▸ **Do this**
Scan the lines below for the word "Beam". Copy each line you find it in.
◆ ◆ ◆ ◆
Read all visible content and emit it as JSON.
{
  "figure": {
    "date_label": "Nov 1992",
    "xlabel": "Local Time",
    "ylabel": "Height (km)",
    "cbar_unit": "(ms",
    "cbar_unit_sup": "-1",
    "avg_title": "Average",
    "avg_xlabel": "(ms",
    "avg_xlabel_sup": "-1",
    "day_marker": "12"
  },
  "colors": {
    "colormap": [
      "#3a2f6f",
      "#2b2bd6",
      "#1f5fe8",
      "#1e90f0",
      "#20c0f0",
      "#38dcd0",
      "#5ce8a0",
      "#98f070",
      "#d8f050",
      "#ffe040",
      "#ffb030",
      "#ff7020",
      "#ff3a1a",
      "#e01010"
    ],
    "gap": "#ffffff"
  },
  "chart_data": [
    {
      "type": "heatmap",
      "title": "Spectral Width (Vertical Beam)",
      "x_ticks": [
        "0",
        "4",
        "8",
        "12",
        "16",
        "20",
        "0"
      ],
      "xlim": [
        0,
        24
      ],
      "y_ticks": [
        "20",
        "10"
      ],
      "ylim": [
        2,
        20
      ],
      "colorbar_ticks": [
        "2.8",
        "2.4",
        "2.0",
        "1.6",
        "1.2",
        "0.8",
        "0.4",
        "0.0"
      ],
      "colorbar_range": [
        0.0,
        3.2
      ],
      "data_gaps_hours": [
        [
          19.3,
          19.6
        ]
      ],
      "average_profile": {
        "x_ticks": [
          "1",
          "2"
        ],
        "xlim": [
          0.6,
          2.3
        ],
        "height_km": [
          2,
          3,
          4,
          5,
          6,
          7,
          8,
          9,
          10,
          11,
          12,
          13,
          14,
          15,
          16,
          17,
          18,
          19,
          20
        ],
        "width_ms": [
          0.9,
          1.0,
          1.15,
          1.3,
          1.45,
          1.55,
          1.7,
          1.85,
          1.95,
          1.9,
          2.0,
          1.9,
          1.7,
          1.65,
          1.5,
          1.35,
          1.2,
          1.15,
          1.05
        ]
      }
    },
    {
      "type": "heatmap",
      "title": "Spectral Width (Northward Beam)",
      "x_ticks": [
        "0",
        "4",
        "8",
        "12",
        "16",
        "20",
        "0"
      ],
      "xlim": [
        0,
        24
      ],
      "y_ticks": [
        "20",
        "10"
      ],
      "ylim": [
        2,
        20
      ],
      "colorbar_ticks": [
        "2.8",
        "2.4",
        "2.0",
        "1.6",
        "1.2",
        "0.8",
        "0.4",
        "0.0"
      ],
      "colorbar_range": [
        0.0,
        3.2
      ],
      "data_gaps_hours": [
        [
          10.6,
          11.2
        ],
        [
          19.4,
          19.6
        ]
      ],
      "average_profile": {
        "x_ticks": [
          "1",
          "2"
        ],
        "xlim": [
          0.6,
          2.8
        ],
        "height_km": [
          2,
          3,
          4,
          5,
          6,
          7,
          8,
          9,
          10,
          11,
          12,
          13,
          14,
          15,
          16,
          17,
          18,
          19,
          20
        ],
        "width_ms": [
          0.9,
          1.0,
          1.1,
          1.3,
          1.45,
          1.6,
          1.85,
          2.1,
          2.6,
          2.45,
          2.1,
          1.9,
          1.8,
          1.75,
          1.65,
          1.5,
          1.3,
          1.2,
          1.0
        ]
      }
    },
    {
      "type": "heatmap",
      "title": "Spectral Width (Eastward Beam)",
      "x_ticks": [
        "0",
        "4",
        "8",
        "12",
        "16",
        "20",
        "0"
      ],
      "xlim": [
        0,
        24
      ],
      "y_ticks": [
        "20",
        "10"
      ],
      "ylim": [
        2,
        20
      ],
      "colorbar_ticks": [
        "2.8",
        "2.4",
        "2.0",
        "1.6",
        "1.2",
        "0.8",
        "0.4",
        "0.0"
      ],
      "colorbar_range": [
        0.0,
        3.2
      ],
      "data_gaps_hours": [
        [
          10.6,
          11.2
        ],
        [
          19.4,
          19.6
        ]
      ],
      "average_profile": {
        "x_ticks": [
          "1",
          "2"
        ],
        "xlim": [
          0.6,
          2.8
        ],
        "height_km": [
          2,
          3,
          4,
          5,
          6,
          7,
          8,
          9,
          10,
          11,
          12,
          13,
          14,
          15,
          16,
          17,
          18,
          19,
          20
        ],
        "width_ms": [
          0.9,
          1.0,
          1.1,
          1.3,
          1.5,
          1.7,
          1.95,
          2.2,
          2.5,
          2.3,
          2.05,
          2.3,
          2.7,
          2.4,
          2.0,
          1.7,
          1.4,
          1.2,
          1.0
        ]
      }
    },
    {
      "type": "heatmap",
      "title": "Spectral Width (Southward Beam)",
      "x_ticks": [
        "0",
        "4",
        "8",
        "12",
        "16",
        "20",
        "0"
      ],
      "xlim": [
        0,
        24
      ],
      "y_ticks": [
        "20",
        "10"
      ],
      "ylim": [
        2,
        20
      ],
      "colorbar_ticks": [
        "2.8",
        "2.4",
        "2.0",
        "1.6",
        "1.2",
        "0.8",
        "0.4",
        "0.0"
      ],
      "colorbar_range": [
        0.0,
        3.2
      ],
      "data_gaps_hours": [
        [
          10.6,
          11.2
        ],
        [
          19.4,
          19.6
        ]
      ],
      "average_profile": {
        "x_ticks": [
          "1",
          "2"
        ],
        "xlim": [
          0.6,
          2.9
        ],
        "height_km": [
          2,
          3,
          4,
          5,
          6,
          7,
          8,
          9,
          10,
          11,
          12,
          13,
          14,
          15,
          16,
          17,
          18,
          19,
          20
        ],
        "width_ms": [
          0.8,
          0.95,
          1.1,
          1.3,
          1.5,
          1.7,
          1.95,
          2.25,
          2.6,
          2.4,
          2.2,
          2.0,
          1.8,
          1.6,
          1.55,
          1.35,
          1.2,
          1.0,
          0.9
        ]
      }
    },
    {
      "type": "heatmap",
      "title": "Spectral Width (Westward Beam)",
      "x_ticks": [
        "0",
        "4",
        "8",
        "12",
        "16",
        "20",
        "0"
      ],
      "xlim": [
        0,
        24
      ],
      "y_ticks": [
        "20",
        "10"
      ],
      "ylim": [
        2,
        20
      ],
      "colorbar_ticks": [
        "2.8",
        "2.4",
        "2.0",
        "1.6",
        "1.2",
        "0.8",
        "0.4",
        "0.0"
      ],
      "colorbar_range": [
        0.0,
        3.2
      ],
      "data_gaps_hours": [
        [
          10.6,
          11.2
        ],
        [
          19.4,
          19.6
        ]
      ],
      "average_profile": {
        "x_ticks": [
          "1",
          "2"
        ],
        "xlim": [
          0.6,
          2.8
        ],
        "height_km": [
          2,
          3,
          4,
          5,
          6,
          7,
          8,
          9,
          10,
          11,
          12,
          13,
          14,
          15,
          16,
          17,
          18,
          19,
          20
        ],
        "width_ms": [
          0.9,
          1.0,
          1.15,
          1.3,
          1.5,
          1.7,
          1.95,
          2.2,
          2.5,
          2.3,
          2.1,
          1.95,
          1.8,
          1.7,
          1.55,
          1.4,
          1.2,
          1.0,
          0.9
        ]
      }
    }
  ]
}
◆ ◆ ◆ ◆
▸ **Output below**
      "title": "Spectral Width (Vertical Beam)",
      "title": "Spectral Width (Northward Beam)",
      "title": "Spectral Width (Eastward Beam)",
      "title": "Spectral Width (Southward Beam)",
      "title": "Spectral Width (Westward Beam)",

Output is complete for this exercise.